(Collected data)
--*--
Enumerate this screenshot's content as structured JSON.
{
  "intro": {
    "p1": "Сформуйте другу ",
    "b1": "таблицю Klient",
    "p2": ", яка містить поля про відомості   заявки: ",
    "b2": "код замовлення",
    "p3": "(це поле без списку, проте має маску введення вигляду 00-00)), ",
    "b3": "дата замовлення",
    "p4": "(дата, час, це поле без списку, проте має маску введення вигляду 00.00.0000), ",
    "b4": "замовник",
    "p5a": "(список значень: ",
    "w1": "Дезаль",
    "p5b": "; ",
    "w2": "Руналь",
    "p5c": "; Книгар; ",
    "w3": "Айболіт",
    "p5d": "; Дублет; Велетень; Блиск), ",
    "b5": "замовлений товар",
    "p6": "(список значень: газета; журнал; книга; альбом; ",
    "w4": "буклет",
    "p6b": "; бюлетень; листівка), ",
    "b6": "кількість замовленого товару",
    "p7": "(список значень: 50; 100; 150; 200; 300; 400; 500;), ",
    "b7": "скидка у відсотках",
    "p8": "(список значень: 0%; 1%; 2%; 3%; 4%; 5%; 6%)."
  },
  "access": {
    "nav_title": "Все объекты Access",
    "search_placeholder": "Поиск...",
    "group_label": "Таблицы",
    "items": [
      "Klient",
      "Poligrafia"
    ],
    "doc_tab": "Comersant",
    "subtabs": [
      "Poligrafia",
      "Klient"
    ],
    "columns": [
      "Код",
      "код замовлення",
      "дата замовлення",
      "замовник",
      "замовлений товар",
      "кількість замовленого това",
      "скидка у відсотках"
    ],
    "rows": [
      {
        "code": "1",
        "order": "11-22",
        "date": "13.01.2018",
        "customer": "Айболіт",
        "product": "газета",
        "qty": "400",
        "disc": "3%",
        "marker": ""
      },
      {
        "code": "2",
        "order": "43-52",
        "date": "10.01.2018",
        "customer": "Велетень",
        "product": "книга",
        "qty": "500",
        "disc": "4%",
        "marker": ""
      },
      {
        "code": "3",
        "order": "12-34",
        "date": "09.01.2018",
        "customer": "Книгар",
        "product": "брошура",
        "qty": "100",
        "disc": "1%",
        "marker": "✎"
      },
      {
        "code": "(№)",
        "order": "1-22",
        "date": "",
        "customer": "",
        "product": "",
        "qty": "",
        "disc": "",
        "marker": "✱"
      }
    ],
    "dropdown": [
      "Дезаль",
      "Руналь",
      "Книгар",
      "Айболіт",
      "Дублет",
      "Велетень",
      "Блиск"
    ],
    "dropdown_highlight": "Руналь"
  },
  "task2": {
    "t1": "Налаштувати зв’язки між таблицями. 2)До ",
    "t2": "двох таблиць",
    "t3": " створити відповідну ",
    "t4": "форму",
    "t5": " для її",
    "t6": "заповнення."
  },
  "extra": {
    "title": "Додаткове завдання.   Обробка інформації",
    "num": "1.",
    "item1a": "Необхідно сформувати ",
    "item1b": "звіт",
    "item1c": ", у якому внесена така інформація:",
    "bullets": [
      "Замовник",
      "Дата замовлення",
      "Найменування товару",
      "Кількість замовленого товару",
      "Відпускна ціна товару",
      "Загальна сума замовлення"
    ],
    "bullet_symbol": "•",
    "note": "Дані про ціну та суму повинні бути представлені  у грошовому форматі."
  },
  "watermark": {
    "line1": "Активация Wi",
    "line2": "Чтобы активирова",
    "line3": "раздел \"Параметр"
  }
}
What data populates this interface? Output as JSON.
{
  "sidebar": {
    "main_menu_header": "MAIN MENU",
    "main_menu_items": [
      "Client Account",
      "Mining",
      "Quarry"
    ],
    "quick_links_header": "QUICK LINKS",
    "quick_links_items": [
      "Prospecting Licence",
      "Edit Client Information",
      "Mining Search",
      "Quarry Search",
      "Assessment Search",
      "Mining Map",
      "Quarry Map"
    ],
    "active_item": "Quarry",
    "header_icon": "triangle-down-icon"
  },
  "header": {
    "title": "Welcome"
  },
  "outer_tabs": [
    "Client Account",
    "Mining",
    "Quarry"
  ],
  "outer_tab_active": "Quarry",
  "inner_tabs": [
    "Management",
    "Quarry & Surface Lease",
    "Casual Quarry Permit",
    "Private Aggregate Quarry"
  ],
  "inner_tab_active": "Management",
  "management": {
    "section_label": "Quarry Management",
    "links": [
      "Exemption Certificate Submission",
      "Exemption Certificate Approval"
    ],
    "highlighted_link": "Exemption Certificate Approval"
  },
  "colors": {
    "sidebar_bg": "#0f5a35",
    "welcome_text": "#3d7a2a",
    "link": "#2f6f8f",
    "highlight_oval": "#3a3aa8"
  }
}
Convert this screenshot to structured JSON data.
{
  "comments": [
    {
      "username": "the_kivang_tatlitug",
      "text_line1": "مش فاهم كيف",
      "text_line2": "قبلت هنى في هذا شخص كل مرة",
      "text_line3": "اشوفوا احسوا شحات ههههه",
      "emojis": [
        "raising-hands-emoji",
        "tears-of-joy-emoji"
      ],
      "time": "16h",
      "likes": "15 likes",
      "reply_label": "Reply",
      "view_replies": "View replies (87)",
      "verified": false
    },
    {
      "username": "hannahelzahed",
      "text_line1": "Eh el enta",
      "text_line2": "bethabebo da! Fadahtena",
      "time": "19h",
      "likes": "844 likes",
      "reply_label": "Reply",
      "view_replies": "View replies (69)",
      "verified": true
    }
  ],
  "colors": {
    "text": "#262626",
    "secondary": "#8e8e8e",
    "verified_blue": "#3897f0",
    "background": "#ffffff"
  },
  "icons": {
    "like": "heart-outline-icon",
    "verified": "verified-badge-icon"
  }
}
--*--
Problem to solve
Every line above should be retyped exactly as given.

Finished answer
Enumerate this screenshot's content as structured JSON.
{
  "intro": {
    "p1": "Сформуйте другу ",
    "b1": "таблицю Klient",
    "p2": ", яка містить поля про відомості   заявки: ",
    "b2": "код замовлення",
    "p3": "(це поле без списку, проте має маску введення вигляду 00-00)), ",
    "b3": "дата замовлення",
    "p4": "(дата, час, це поле без списку, проте має маску введення вигляду 00.00.0000), ",
    "b4": "замовник",
    "p5a": "(список значень: ",
    "w1": "Дезаль",
    "p5b": "; ",
    "w2": "Руналь",
    "p5c": "; Книгар; ",
    "w3": "Айболіт",
    "p5d": "; Дублет; Велетень; Блиск), ",
    "b5": "замовлений товар",
    "p6": "(список значень: газета; журнал; книга; альбом; ",
    "w4": "буклет",
    "p6b": "; бюлетень; листівка), ",
    "b6": "кількість замовленого товару",
    "p7": "(список значень: 50; 100; 150; 200; 300; 400; 500;), ",
    "b7": "скидка у відсотках",
    "p8": "(список значень: 0%; 1%; 2%; 3%; 4%; 5%; 6%)."
  },
  "access": {
    "nav_title": "Все объекты Access",
    "search_placeholder": "Поиск...",
    "group_label": "Таблицы",
    "items": [
      "Klient",
      "Poligrafia"
    ],
    "doc_tab": "Comersant",
    "subtabs": [
      "Poligrafia",
      "Klient"
    ],
    "columns": [
      "Код",
      "код замовлення",
      "дата замовлення",
      "замовник",
      "замовлений товар",
      "кількість замовленого това",
      "скидка у відсотках"
    ],
    "rows": [
      {
        "code": "1",
        "order": "11-22",
        "date": "13.01.2018",
        "customer": "Айболіт",
        "product": "газета",
        "qty": "400",
        "disc": "3%",
        "marker": ""
      },
      {
        "code": "2",
        "order": "43-52",
        "date": "10.01.2018",
        "customer": "Велетень",
        "product": "книга",
        "qty": "500",
        "disc": "4%",
        "marker": ""
      },
      {
        "code": "3",
        "order": "12-34",
        "date": "09.01.2018",
        "customer": "Книгар",
        "product": "брошура",
        "qty": "100",
        "disc": "1%",
        "marker": "✎"
      },
      {
        "code": "(№)",
        "order": "1-22",
        "date": "",
        "customer": "",
        "product": "",
        "qty": "",
        "disc": "",
        "marker": "✱"
      }
    ],
    "dropdown": [
      "Дезаль",
      "Руналь",
      "Книгар",
      "Айболіт",
      "Дублет",
      "Велетень",
      "Блиск"
    ],
    "dropdown_highlight": "Руналь"
  },
  "task2": {
    "t1": "Налаштувати зв’язки між таблицями. 2)До ",
    "t2": "двох таблиць",
    "t3": " створити відповідну ",
    "t4": "форму",
    "t5": " для її",
    "t6": "заповнення."
  },
  "extra": {
    "title": "Додаткове завдання.   Обробка інформації",
    "num": "1.",
    "item1a": "Необхідно сформувати ",
    "item1b": "звіт",
    "item1c": ", у якому внесена така інформація:",
    "bullets": [
      "Замовник",
      "Дата замовлення",
      "Найменування товару",
      "Кількість замовленого товару",
      "Відпускна ціна товару",
      "Загальна сума замовлення"
    ],
    "bullet_symbol": "•",
    "note": "Дані про ціну та суму повинні бути представлені  у грошовому форматі."
  },
  "watermark": {
    "line1": "Активация Wi",
    "line2": "Чтобы активирова",
    "line3": "раздел \"Параметр"
  }
}
What data populates this interface? Output as JSON.
{
  "sidebar": {
    "main_menu_header": "MAIN MENU",
    "main_menu_items": [
      "Client Account",
      "Mining",
      "Quarry"
    ],
    "quick_links_header": "QUICK LINKS",
    "quick_links_items": [
      "Prospecting Licence",
      "Edit Client Information",
      "Mining Search",
      "Quarry Search",
      "Assessment Search",
      "Mining Map",
      "Quarry Map"
    ],
    "active_item": "Quarry",
    "header_icon": "triangle-down-icon"
  },
  "header": {
    "title": "Welcome"
  },
  "outer_tabs": [
    "Client Account",
    "Mining",
    "Quarry"
  ],
  "outer_tab_active": "Quarry",
  "inner_tabs": [
    "Management",
    "Quarry & Surface Lease",
    "Casual Quarry Permit",
    "Private Aggregate Quarry"
  ],
  "inner_tab_active": "Management",
  "management": {
    "section_label": "Quarry Management",
    "links": [
      "Exemption Certificate Submission",
      "Exemption Certificate Approval"
    ],
    "highlighted_link": "Exemption Certificate Approval"
  },
  "colors": {
    "sidebar_bg": "#0f5a35",
    "welcome_text": "#3d7a2a",
    "link": "#2f6f8f",
    "highlight_oval": "#3a3aa8"
  }
}
Convert this screenshot to structured JSON data.
{
  "comments": [
    {
      "username": "the_kivang_tatlitug",
      "text_line1": "مش فاهم كيف",
      "text_line2": "قبلت هنى في هذا شخص كل مرة",
      "text_line3": "اشوفوا احسوا شحات ههههه",
      "emojis": [
        "raising-hands-emoji",
        "tears-of-joy-emoji"
      ],
      "time": "16h",
      "likes": "15 likes",
      "reply_label": "Reply",
      "view_replies": "View replies (87)",
      "verified": false
    },
    {
      "username": "hannahelzahed",
      "text_line1": "Eh el enta",
      "text_line2": "bethabebo da! Fadahtena",
      "time": "19h",
      "likes": "844 likes",
      "reply_label": "Reply",
      "view_replies": "View replies (69)",
      "verified": true
    }
  ],
  "colors": {
    "text": "#262626",
    "secondary": "#8e8e8e",
    "verified_blue": "#3897f0",
    "background": "#ffffff"
  },
  "icons": {
    "like": "heart-outline-icon",
    "verified": "verified-badge-icon"
  }
}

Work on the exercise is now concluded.